- [Exercise]: Gather every line that includes the word "Delete", please.

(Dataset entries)
§

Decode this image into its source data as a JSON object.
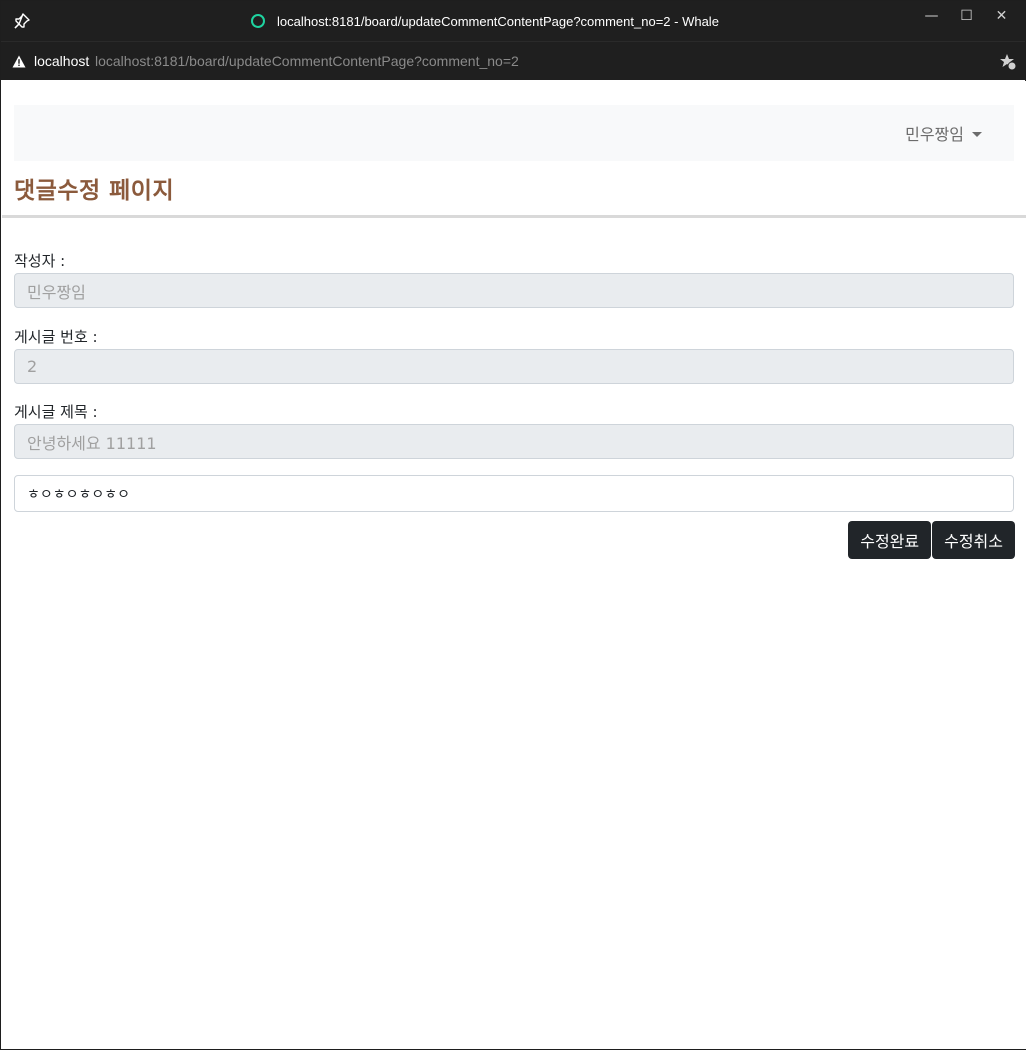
{
  "browser": {
    "window_title": "localhost:8181/board/updateCommentContentPage?comment_no=2 - Whale",
    "host": "localhost",
    "url": "localhost:8181/board/updateCommentContentPage?comment_no=2",
    "controls": {
      "minimize": "—",
      "maximize": "☐",
      "close": "✕"
    }
  },
  "navbar": {
    "user_name": "민우짱임"
  },
  "page": {
    "title": "댓글수정 페이지"
  },
  "form": {
    "writer_label": "작성자 :",
    "writer_value": "민우짱임",
    "post_no_label": "게시글 번호 :",
    "post_no_value": "2",
    "post_title_label": "게시글 제목 :",
    "post_title_value": "안녕하세요 11111",
    "comment_value": "ㅎㅇㅎㅇㅎㅇㅎㅇ"
  },
  "buttons": {
    "submit": "수정완료",
    "cancel": "수정취소"
  },
  "colors": {
    "title": "#8b5a3c",
    "button": "#212529",
    "chrome": "#1f1f1f",
    "loading": "#1ed3a0"
  }
}
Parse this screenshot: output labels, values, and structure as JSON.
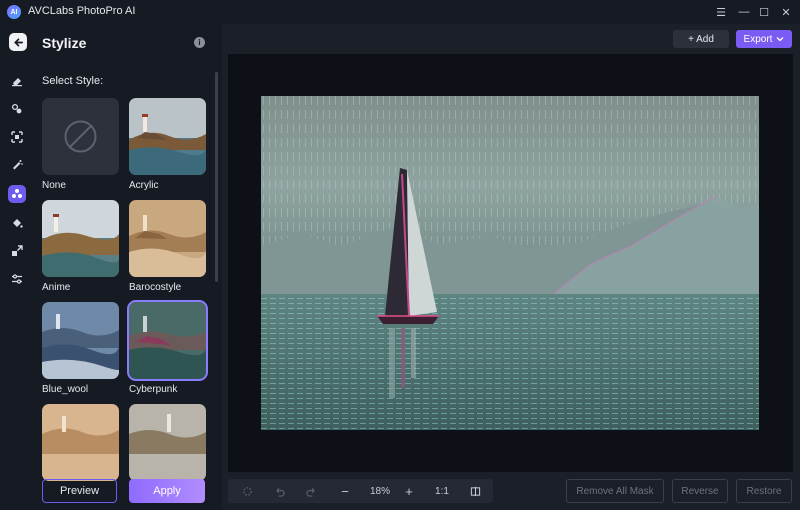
{
  "app": {
    "title": "AVCLabs PhotoPro AI",
    "logo_text": "AI"
  },
  "window_controls": [
    {
      "name": "menu-icon",
      "glyph": "☰"
    },
    {
      "name": "minimize-icon",
      "glyph": "—"
    },
    {
      "name": "maximize-icon",
      "glyph": "☐"
    },
    {
      "name": "close-icon",
      "glyph": "✕"
    }
  ],
  "panel": {
    "title": "Stylize",
    "info_glyph": "i",
    "select_label": "Select Style:",
    "styles": [
      {
        "label": "None",
        "selected": false
      },
      {
        "label": "Acrylic",
        "selected": false
      },
      {
        "label": "Anime",
        "selected": false
      },
      {
        "label": "Barocostyle",
        "selected": false
      },
      {
        "label": "Blue_wool",
        "selected": false
      },
      {
        "label": "Cyberpunk",
        "selected": true
      },
      {
        "label": "",
        "selected": false
      },
      {
        "label": "",
        "selected": false
      }
    ],
    "preview_label": "Preview",
    "apply_label": "Apply"
  },
  "rail_icons": [
    "back-arrow-icon",
    "eraser-icon",
    "face-swap-icon",
    "expand-icon",
    "enhance-icon",
    "stylize-icon",
    "paint-bucket-icon",
    "resize-icon",
    "adjust-icon"
  ],
  "toolbar": {
    "add_label": "+ Add",
    "export_label": "Export",
    "zoom": "18%",
    "zoom_out": "−",
    "zoom_in": "+",
    "ratio": "1:1"
  },
  "actions": {
    "remove_all_mask": "Remove All Mask",
    "reverse": "Reverse",
    "restore": "Restore"
  },
  "colors": {
    "accent": "#7a5cf5",
    "background": "#161a22",
    "canvas": "#0d1016"
  }
}
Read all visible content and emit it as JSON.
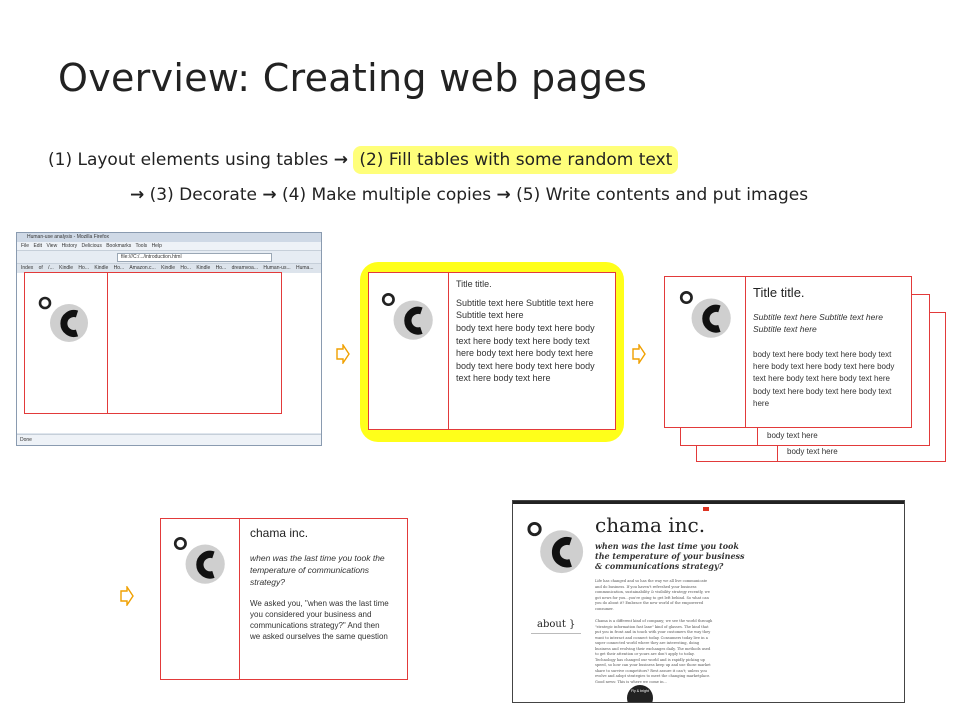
{
  "slide": {
    "title": "Overview: Creating web pages",
    "steps_line1": {
      "s1": "(1) Layout elements using tables ",
      "s2": "(2) Fill tables with some random text"
    },
    "steps_line2": {
      "s3": " (3) Decorate ",
      "s4": " (4) Make multiple copies ",
      "s5": " (5) Write contents and put images"
    },
    "arrow_glyph": "→",
    "accent_color": "#e23a3a",
    "highlight_color": "#ffff1a"
  },
  "browser": {
    "window_title": "Human-use analysis - Mozilla Firefox",
    "menu": "File Edit View History Delicious Bookmarks Tools Help",
    "url": "file:///C:/.../introduction.html",
    "tabs": "Index of /... Kindle Ho... Kindle Ho... Amazon.c... Kindle Ho... Kindle Ho... dreamvoa... Human-us... Huma...",
    "status": "Done"
  },
  "card2": {
    "title": "Title title.",
    "subtitle": "Subtitle text here Subtitle text here Subtitle text here",
    "body": "body text here body text here body text here body text here body text here body text here body text here body text here body text here body text here body text here"
  },
  "card3": {
    "title": "Title title.",
    "subtitle": "Subtitle text here Subtitle text here Subtitle text here",
    "body": "body text here body text here body text here body text here body text here body text here body text here body text here body text here body text here body text here",
    "copy1_tail": "body text here",
    "copy2_tail": "body text here"
  },
  "card4": {
    "title": "chama inc.",
    "tagline": "when was the last time you took the temperature of communications strategy?",
    "body": "We asked you, \"when was the last time you considered your business and communications strategy?\" And then we asked ourselves the same question"
  },
  "site": {
    "headline": "chama inc.",
    "tagline": "when was the last time you took the temperature of your business & communications strategy?",
    "para1": "Life has changed and so has the way we all live communicate and do business. If you haven't refreshed your business communication, sustainability & visibility strategy recently, we got news for you...you're going to get left behind. So what can you do about it? Embrace the new world of the empowered consumer.",
    "para2": "Chama is a different kind of company; we see the world through \"strategic information fast lane\" kind of glasses. The kind that put you in front and in touch with your customers the way they want to interact and connect today. Consumers today live in a super connected world where they are interesting, doing business and evolving their exchanges daily. The methods used to get their attention or yours are don't apply to today. Technology has changed our world and is rapidly picking up speed, so how can your business keep up and use those market share to survive competitors? Rest assure it can't; unless you evolve and adopt strategies to meet the changing marketplace. Good news: This is where we come in...",
    "about": "about }",
    "badge": "Fly & bright"
  }
}
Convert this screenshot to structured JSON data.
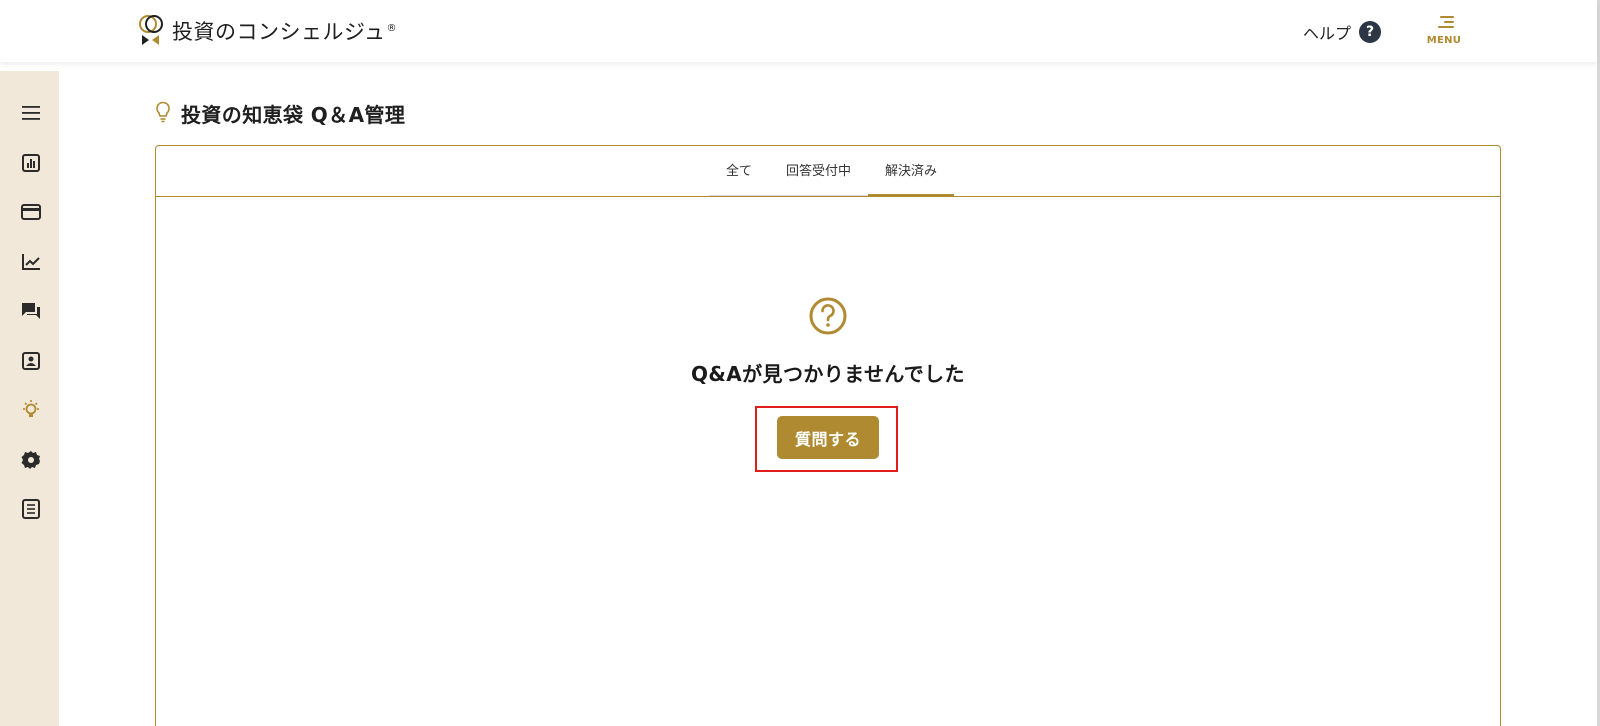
{
  "header": {
    "logo_text": "投資のコンシェルジュ",
    "logo_mark_symbol": "®",
    "help_label": "ヘルプ",
    "help_badge": "?",
    "menu_label": "MENU"
  },
  "sidebar": {
    "items": [
      {
        "icon": "hamburger-icon",
        "active": false
      },
      {
        "icon": "bar-chart-icon",
        "active": false
      },
      {
        "icon": "credit-card-icon",
        "active": false
      },
      {
        "icon": "trending-up-icon",
        "active": false
      },
      {
        "icon": "chat-bubbles-icon",
        "active": false
      },
      {
        "icon": "contact-card-icon",
        "active": false
      },
      {
        "icon": "lightbulb-icon",
        "active": true
      },
      {
        "icon": "gear-icon",
        "active": false
      },
      {
        "icon": "document-list-icon",
        "active": false
      }
    ]
  },
  "page": {
    "title": "投資の知恵袋 Q＆A管理",
    "title_icon": "lightbulb-outline-icon"
  },
  "tabs": [
    {
      "label": "全て",
      "active": false
    },
    {
      "label": "回答受付中",
      "active": false
    },
    {
      "label": "解決済み",
      "active": true
    }
  ],
  "empty_state": {
    "icon": "question-circle-icon",
    "message": "Q&Aが見つかりませんでした",
    "button_label": "質問する"
  },
  "colors": {
    "accent": "#b08a30",
    "sidebar_bg": "#f1e8da",
    "help_badge_bg": "#2c3645",
    "highlight": "#e21b1b"
  }
}
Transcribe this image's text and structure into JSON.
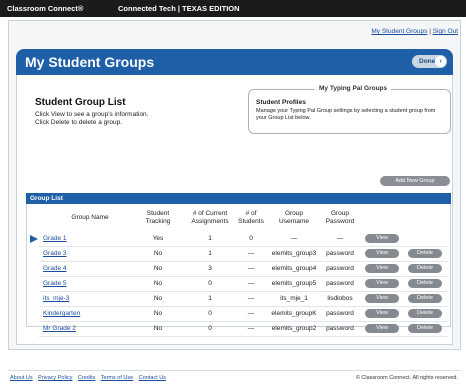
{
  "topbar": {
    "brand": "Classroom Connect®",
    "edition": "Connected Tech | TEXAS EDITION"
  },
  "links": {
    "my_groups": "My Student Groups",
    "separator": "|",
    "sign_out": "Sign Out"
  },
  "header": {
    "title": "My Student Groups",
    "done": "Done",
    "done_arrow": "›"
  },
  "intro": {
    "title": "Student Group List",
    "line1": "Click View to see a group's information.",
    "line2": "Click Delete to delete a group."
  },
  "typing_box": {
    "legend": "My Typing Pal Groups",
    "subtitle": "Student Profiles",
    "text": "Manage your Typing Pal Group settings by selecting a student group from your Group List below."
  },
  "add_group": "Add New Group",
  "group_list": {
    "title": "Group List",
    "headers": {
      "name": "Group Name",
      "tracking": "Student\nTracking",
      "assignments": "# of Current\nAssignments",
      "students": "# of\nStudents",
      "username": "Group\nUsername",
      "password": "Group\nPassword"
    },
    "view_label": "View",
    "delete_label": "Delete",
    "rows": [
      {
        "name": "Grade 1",
        "tracking": "Yes",
        "assignments": "1",
        "students": "0",
        "username": "—",
        "password": "—",
        "selected": true
      },
      {
        "name": "Grade 3",
        "tracking": "No",
        "assignments": "1",
        "students": "—",
        "username": "elemits_group3",
        "password": "password"
      },
      {
        "name": "Grade 4",
        "tracking": "No",
        "assignments": "3",
        "students": "—",
        "username": "elemits_group4",
        "password": "password"
      },
      {
        "name": "Grade 5",
        "tracking": "No",
        "assignments": "0",
        "students": "—",
        "username": "elemits_group5",
        "password": "password"
      },
      {
        "name": "its_mje-3",
        "tracking": "No",
        "assignments": "1",
        "students": "—",
        "username": "its_mje_1",
        "password": "lisdlobos"
      },
      {
        "name": "Kindergarten",
        "tracking": "No",
        "assignments": "0",
        "students": "—",
        "username": "elemits_groupK",
        "password": "password"
      },
      {
        "name": "Mr Grade 2",
        "tracking": "No",
        "assignments": "0",
        "students": "—",
        "username": "elemits_group2",
        "password": "password"
      }
    ]
  },
  "footer": {
    "links": [
      "About Us",
      "Privacy Policy",
      "Credits",
      "Terms of Use",
      "Contact Us"
    ],
    "copyright": "© Classroom Connect. All rights reserved."
  }
}
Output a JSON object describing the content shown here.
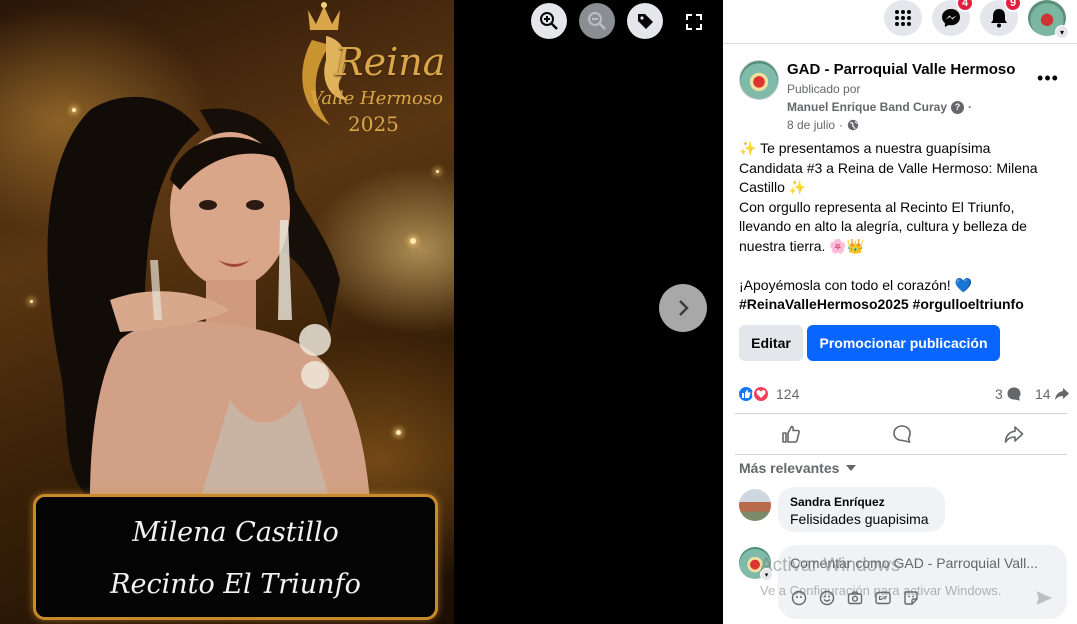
{
  "viewer": {
    "logo": {
      "title": "Reina",
      "subtitle": "Valle Hermoso",
      "year": "2025"
    },
    "nameplate": {
      "line1": "Milena Castillo",
      "line2": "Recinto El Triunfo"
    },
    "controls": [
      "zoom-in-icon",
      "zoom-out-icon",
      "tag-icon",
      "expand-icon",
      "chevron-right-icon"
    ]
  },
  "topbar": {
    "icons": [
      "apps-grid-icon",
      "messenger-icon",
      "bell-icon"
    ],
    "messenger_badge": "4",
    "notifications_badge": "9"
  },
  "post": {
    "page_name": "GAD - Parroquial Valle Hermoso",
    "posted_by_label": "Publicado por",
    "author": "Manuel Enrique Band Curay",
    "date": "8 de julio",
    "text_lines": [
      "✨ Te presentamos a nuestra guapísima",
      "Candidata #3 a Reina de Valle Hermoso: Milena",
      "Castillo ✨",
      "Con orgullo representa al Recinto El Triunfo,",
      "llevando en alto la alegría, cultura y belleza de",
      "nuestra tierra. 🌸👑",
      "",
      "¡Apoyémosla con todo el corazón! 💙"
    ],
    "hashtags": "#ReinaValleHermoso2025 #orgulloeltriunfo",
    "edit_label": "Editar",
    "promote_label": "Promocionar publicación",
    "reaction_count": "124",
    "comment_count": "3",
    "share_count": "14"
  },
  "comments": {
    "sort_label": "Más relevantes",
    "items": [
      {
        "author": "Sandra Enríquez",
        "text": "Felisidades guapisima"
      }
    ],
    "input_placeholder": "Comentar como GAD - Parroquial Vall..."
  },
  "watermark": {
    "title": "Activar Windows",
    "subtitle": "Ve a Configuración para activar Windows."
  },
  "colors": {
    "accent": "#0866ff",
    "like": "#1877f2",
    "love": "#f33e58",
    "badge": "#e41e3f",
    "gold": "#d9a64a"
  }
}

§

- [Result]:
    "line2": "Click Delete to delete a group."
    "delete_label": "Delete",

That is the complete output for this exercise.